-- start Data lines --
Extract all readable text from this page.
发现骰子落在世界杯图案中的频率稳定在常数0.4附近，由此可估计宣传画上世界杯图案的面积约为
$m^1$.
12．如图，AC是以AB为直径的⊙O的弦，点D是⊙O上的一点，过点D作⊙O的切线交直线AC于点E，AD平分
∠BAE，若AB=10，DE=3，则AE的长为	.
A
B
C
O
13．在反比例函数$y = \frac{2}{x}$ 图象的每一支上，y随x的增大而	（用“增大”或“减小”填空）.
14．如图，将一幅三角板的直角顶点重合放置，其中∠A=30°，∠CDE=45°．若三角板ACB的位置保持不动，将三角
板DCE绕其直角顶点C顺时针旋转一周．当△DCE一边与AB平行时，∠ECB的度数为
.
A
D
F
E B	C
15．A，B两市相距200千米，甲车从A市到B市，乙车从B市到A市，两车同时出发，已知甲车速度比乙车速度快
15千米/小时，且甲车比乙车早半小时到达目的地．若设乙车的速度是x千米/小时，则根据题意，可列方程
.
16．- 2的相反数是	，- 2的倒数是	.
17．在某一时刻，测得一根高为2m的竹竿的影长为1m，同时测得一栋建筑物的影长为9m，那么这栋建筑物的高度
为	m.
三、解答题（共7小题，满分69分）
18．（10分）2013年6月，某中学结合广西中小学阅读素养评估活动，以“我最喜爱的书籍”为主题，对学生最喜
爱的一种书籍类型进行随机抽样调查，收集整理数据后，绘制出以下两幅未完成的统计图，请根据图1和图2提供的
-- end Data lines --
Repeat the material in full, exactly as it stands.

Full output
Extract all readable text from this page.
发现骰子落在世界杯图案中的频率稳定在常数0.4附近，由此可估计宣传画上世界杯图案的面积约为
$m^1$.
12．如图，AC是以AB为直径的⊙O的弦，点D是⊙O上的一点，过点D作⊙O的切线交直线AC于点E，AD平分
∠BAE，若AB=10，DE=3，则AE的长为	.
A
B
C
O
13．在反比例函数$y = \frac{2}{x}$ 图象的每一支上，y随x的增大而	（用“增大”或“减小”填空）.
14．如图，将一幅三角板的直角顶点重合放置，其中∠A=30°，∠CDE=45°．若三角板ACB的位置保持不动，将三角
板DCE绕其直角顶点C顺时针旋转一周．当△DCE一边与AB平行时，∠ECB的度数为
.
A
D
F
E B	C
15．A，B两市相距200千米，甲车从A市到B市，乙车从B市到A市，两车同时出发，已知甲车速度比乙车速度快
15千米/小时，且甲车比乙车早半小时到达目的地．若设乙车的速度是x千米/小时，则根据题意，可列方程
.
16．- 2的相反数是	，- 2的倒数是	.
17．在某一时刻，测得一根高为2m的竹竿的影长为1m，同时测得一栋建筑物的影长为9m，那么这栋建筑物的高度
为	m.
三、解答题（共7小题，满分69分）
18．（10分）2013年6月，某中学结合广西中小学阅读素养评估活动，以“我最喜爱的书籍”为主题，对学生最喜
爱的一种书籍类型进行随机抽样调查，收集整理数据后，绘制出以下两幅未完成的统计图，请根据图1和图2提供的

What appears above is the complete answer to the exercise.